Page extract:

+ + +

Amaravathi development beyond boundaries
Amaravathi development beyond boundaries. Located very close to Vijayawada, capital city Amaravathi is in the south west of Krishna River. The spatial linkage of the capital city with Gundur is about 45 to 50km.
Located very close to Vijayawada, capital city Amaravathi is in the south west of Krishna River. The spatial linkage of the capital city with Gundur is about 45 to 50km. On a whole, the capital city- Amaravathi, Vijayawada and Guntur (AVG), excluding Amaravathi Town, form a triangle with closer angle with Vijayawada than Guntur. This proves to be instrumental in the growth and development of Andhra Pradesh.
In today’s age of globalisation, information and communication technology development, increasing level of literacy, stable population, improvement in education, health, transportation sector, foreign investments and emerging knowledge, e-governance and participatory planning are crucial factors not only in developed countries but also in developing countries like India. There has been a significant change in almost all sectors of the economy including agriculture, business and community living.

+ + +

Data:
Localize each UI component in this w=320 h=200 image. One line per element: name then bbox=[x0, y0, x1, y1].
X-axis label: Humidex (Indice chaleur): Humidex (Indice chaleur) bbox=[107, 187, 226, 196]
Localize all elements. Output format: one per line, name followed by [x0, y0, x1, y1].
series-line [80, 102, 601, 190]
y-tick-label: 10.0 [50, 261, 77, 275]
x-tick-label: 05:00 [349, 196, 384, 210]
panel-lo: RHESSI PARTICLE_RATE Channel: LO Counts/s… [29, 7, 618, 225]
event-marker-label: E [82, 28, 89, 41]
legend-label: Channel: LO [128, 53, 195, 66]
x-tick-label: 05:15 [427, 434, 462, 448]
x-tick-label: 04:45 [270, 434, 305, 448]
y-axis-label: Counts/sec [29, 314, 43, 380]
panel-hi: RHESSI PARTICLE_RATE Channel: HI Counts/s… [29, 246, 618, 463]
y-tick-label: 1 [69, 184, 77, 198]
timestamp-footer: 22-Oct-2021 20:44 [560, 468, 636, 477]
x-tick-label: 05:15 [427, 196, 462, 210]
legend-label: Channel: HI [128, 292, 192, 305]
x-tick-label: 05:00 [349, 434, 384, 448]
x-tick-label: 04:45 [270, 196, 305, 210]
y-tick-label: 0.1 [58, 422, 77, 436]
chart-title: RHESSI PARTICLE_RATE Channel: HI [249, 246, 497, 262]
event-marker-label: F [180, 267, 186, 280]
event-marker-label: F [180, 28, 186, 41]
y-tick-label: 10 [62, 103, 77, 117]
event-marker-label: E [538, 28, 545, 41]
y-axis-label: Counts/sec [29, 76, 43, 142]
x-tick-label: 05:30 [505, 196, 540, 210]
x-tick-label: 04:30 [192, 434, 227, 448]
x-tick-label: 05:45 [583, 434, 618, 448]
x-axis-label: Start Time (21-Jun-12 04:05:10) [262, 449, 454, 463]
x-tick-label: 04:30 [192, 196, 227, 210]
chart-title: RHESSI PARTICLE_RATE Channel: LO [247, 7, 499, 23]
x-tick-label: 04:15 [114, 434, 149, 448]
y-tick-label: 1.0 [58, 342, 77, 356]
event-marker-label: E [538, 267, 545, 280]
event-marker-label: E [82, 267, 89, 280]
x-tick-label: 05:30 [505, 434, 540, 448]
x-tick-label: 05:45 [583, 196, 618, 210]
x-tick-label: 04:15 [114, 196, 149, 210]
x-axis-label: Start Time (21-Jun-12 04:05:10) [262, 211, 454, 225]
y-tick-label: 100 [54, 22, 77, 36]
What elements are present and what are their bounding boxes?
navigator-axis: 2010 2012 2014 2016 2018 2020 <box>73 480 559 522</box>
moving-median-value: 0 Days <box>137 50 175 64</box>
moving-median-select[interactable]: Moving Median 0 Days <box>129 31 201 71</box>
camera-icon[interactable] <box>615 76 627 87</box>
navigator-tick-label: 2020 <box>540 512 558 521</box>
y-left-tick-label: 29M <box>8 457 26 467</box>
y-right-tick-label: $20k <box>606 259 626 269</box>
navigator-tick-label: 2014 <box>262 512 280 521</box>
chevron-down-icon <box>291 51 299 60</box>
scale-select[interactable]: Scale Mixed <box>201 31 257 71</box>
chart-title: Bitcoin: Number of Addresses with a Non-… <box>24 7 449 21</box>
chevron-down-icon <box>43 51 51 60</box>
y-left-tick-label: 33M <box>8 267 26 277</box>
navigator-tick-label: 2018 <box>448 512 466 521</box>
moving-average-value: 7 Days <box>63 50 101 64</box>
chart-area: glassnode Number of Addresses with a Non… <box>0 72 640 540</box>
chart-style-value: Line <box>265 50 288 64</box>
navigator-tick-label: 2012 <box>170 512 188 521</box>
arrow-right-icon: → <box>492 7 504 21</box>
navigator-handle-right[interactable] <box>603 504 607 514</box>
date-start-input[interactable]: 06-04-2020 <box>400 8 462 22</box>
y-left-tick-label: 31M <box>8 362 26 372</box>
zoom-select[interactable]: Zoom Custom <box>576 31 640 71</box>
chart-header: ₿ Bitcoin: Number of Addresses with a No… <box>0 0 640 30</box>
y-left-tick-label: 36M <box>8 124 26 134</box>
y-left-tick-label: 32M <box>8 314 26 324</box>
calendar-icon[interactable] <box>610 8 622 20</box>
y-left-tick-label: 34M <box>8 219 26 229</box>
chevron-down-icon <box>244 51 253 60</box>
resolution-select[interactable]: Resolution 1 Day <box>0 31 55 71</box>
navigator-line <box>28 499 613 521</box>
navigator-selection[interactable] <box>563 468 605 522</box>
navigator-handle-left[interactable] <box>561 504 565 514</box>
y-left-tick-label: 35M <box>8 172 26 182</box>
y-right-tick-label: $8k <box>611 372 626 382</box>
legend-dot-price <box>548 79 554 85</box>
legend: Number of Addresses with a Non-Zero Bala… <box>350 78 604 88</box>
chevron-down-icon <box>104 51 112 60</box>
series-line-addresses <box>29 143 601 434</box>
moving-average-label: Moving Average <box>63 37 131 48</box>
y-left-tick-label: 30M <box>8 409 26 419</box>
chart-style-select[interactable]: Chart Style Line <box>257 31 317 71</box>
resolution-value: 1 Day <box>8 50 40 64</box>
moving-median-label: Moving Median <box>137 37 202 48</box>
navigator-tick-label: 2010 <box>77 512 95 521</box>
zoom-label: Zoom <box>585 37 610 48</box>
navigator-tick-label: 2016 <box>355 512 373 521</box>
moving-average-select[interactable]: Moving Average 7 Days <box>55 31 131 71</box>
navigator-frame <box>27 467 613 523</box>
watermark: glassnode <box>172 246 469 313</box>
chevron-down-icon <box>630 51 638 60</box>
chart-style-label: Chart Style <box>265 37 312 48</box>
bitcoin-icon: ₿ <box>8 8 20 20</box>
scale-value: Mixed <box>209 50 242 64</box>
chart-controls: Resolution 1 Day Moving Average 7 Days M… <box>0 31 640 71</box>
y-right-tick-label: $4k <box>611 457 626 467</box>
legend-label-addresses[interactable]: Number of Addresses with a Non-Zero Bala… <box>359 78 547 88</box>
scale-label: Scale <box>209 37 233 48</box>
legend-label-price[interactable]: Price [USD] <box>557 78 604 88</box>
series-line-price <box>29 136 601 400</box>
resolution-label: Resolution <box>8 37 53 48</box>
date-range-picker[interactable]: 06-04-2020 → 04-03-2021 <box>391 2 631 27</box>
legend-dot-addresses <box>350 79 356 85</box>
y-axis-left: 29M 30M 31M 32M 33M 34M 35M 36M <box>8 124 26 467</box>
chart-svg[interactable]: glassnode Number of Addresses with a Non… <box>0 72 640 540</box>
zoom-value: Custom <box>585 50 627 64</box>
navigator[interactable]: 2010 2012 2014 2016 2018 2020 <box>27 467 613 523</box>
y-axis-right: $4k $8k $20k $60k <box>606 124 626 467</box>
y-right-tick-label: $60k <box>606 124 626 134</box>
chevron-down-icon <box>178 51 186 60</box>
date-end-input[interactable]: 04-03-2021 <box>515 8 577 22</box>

+ + +

Given problem A:
Answer each question from the Amaravathi text, one per line, marked (i), (ii), (iii):
(i) Amaravathi lies to the south west of which river?
(ii) Which three places form the triangle the text describes, and which of the other two is its angle closer to?
(iii) Which sectors of the economy does the text name as having seen significant change?
Given problem B:
According to the Amaravathi text, why does the triangle formed by Amaravathi, Vijayawada and Guntur matter? Answer in one to three sentences.
Given problem C:
Retype the part of the Amaravathi text starting with "In today’s age" and going on through "and community living.".
The rows are separate material from the Amaravathi text.

Final answer A:
(i) The Krishna River.
(ii) The capital city Amaravathi, Vijayawada and Guntur form the triangle, with a closer angle to Vijayawada than to Guntur.
(iii) Agriculture, business and community living.

Final answer B:
The capital city Amaravathi, Vijayawada and Guntur, excluding Amaravathi Town, form a triangle with a closer angle to Vijayawada than to Guntur. The text states that this arrangement is instrumental in the growth and development of Andhra Pradesh.

Final answer C:
In today’s age of globalisation, information and communication technology development, increasing level of literacy, stable population, improvement in education, health, transportation sector, foreign investments and emerging knowledge, e-governance and participatory planning are crucial factors not only in developed countries but also in developing countries like India. There has been a significant change in almost all sectors of the economy including agriculture, business and community living.